**Task details**
Set down the full listing exactly as given. Any pictures are to be left out.
=======
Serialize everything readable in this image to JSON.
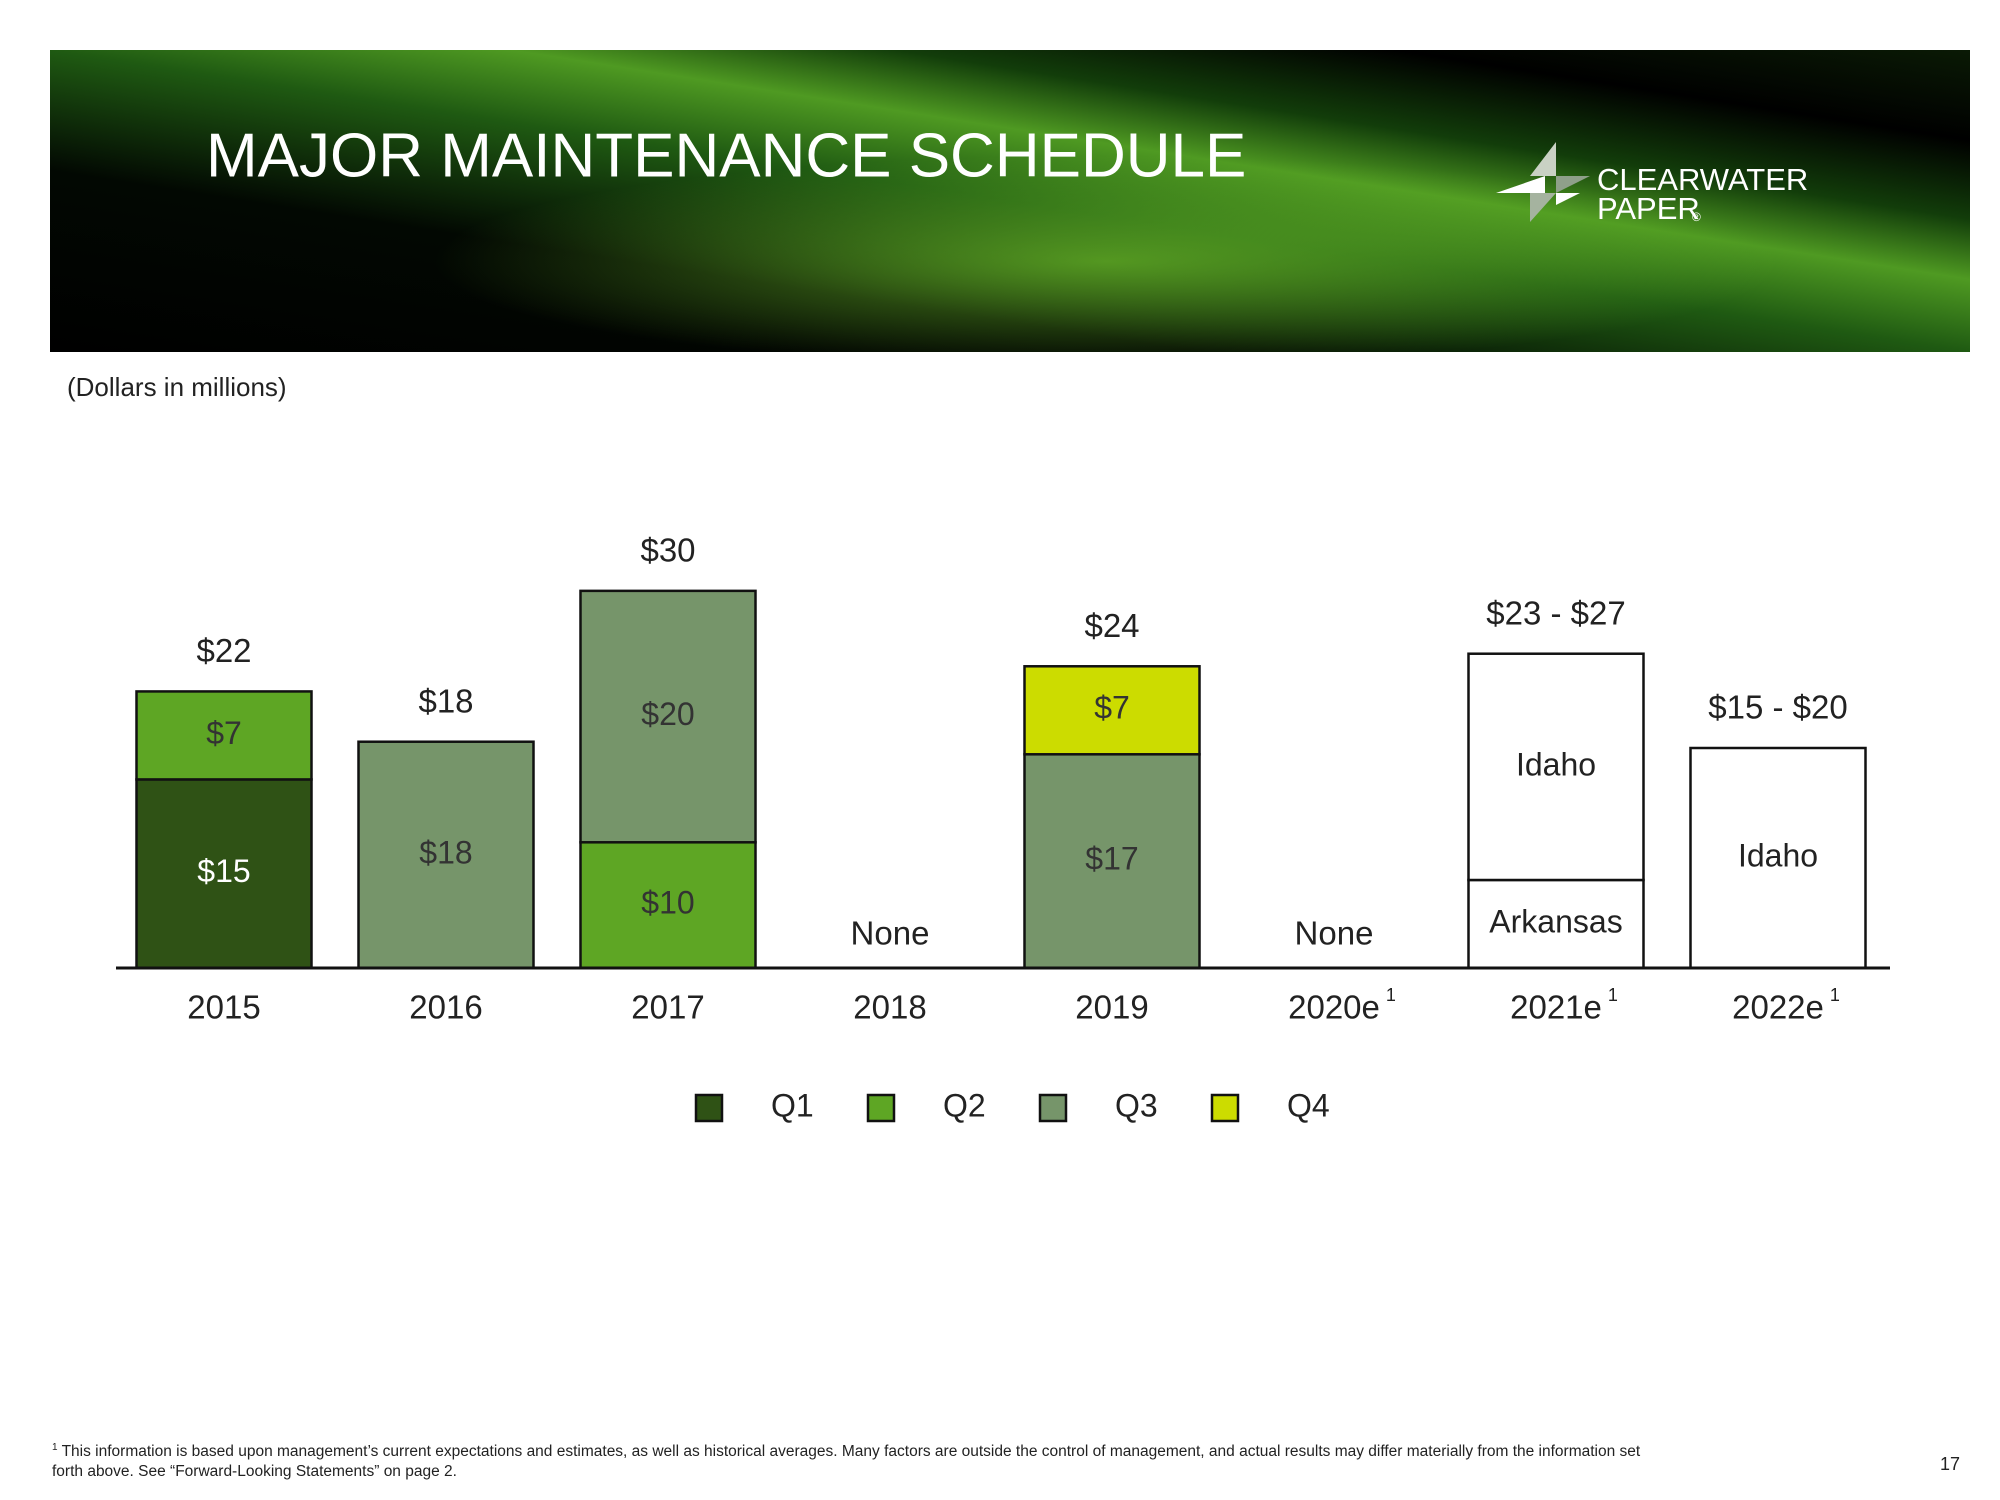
{
  "header": {
    "title": "MAJOR MAINTENANCE SCHEDULE",
    "logo": {
      "line1": "CLEARWATER",
      "line2": "PAPER",
      "mark": "®"
    }
  },
  "chart_data": {
    "type": "stacked_bar",
    "subtitle": "(Dollars in millions)",
    "categories": [
      "2015",
      "2016",
      "2017",
      "2018",
      "2019",
      "2020e",
      "2021e",
      "2022e"
    ],
    "category_footnotes": [
      null,
      null,
      null,
      null,
      null,
      "1",
      "1",
      "1"
    ],
    "ylim": [
      0,
      35
    ],
    "series": [
      {
        "name": "Q1",
        "color": "#2f5215",
        "label_color": "#ffffff",
        "values": [
          15,
          null,
          null,
          null,
          null,
          null,
          null,
          null
        ],
        "value_labels": [
          "$15",
          null,
          null,
          null,
          null,
          null,
          null,
          null
        ]
      },
      {
        "name": "Q2",
        "color": "#5ea624",
        "label_color": "#333333",
        "values": [
          7,
          null,
          10,
          null,
          null,
          null,
          null,
          null
        ],
        "value_labels": [
          "$7",
          null,
          "$10",
          null,
          null,
          null,
          null,
          null
        ]
      },
      {
        "name": "Q3",
        "color": "#76956a",
        "label_color": "#333333",
        "values": [
          null,
          18,
          20,
          null,
          17,
          null,
          null,
          null
        ],
        "value_labels": [
          null,
          "$18",
          "$20",
          null,
          "$17",
          null,
          null,
          null
        ]
      },
      {
        "name": "Q4",
        "color": "#ccdc00",
        "label_color": "#333333",
        "values": [
          null,
          null,
          null,
          null,
          7,
          null,
          null,
          null
        ],
        "value_labels": [
          null,
          null,
          null,
          null,
          "$7",
          null,
          null,
          null
        ]
      }
    ],
    "estimates": [
      {
        "name": "Arkansas",
        "color": "#ffffff",
        "values": [
          null,
          null,
          null,
          null,
          null,
          null,
          7,
          null
        ]
      },
      {
        "name": "Idaho",
        "color": "#ffffff",
        "values": [
          null,
          null,
          null,
          null,
          null,
          null,
          18,
          17.5
        ]
      }
    ],
    "total_labels": [
      "$22",
      "$18",
      "$30",
      "None",
      "$24",
      "None",
      "$23 - $27",
      "$15 - $20"
    ],
    "legend": "bottom"
  },
  "footnote": {
    "marker": "1",
    "lines": [
      "This information is based upon management’s current expectations and estimates, as well as historical averages. Many factors are outside the control of management, and actual results may differ materially from the information set",
      "forth above.  See “Forward-Looking Statements” on page 2."
    ]
  },
  "page_number": "17"
}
=======
**Output below**
Serialize everything readable in this image to JSON.
{
  "header": {
    "title": "MAJOR MAINTENANCE SCHEDULE",
    "logo": {
      "line1": "CLEARWATER",
      "line2": "PAPER",
      "mark": "®"
    }
  },
  "chart_data": {
    "type": "stacked_bar",
    "subtitle": "(Dollars in millions)",
    "categories": [
      "2015",
      "2016",
      "2017",
      "2018",
      "2019",
      "2020e",
      "2021e",
      "2022e"
    ],
    "category_footnotes": [
      null,
      null,
      null,
      null,
      null,
      "1",
      "1",
      "1"
    ],
    "ylim": [
      0,
      35
    ],
    "series": [
      {
        "name": "Q1",
        "color": "#2f5215",
        "label_color": "#ffffff",
        "values": [
          15,
          null,
          null,
          null,
          null,
          null,
          null,
          null
        ],
        "value_labels": [
          "$15",
          null,
          null,
          null,
          null,
          null,
          null,
          null
        ]
      },
      {
        "name": "Q2",
        "color": "#5ea624",
        "label_color": "#333333",
        "values": [
          7,
          null,
          10,
          null,
          null,
          null,
          null,
          null
        ],
        "value_labels": [
          "$7",
          null,
          "$10",
          null,
          null,
          null,
          null,
          null
        ]
      },
      {
        "name": "Q3",
        "color": "#76956a",
        "label_color": "#333333",
        "values": [
          null,
          18,
          20,
          null,
          17,
          null,
          null,
          null
        ],
        "value_labels": [
          null,
          "$18",
          "$20",
          null,
          "$17",
          null,
          null,
          null
        ]
      },
      {
        "name": "Q4",
        "color": "#ccdc00",
        "label_color": "#333333",
        "values": [
          null,
          null,
          null,
          null,
          7,
          null,
          null,
          null
        ],
        "value_labels": [
          null,
          null,
          null,
          null,
          "$7",
          null,
          null,
          null
        ]
      }
    ],
    "estimates": [
      {
        "name": "Arkansas",
        "color": "#ffffff",
        "values": [
          null,
          null,
          null,
          null,
          null,
          null,
          7,
          null
        ]
      },
      {
        "name": "Idaho",
        "color": "#ffffff",
        "values": [
          null,
          null,
          null,
          null,
          null,
          null,
          18,
          17.5
        ]
      }
    ],
    "total_labels": [
      "$22",
      "$18",
      "$30",
      "None",
      "$24",
      "None",
      "$23 - $27",
      "$15 - $20"
    ],
    "legend": "bottom"
  },
  "footnote": {
    "marker": "1",
    "lines": [
      "This information is based upon management’s current expectations and estimates, as well as historical averages. Many factors are outside the control of management, and actual results may differ materially from the information set",
      "forth above.  See “Forward-Looking Statements” on page 2."
    ]
  },
  "page_number": "17"
}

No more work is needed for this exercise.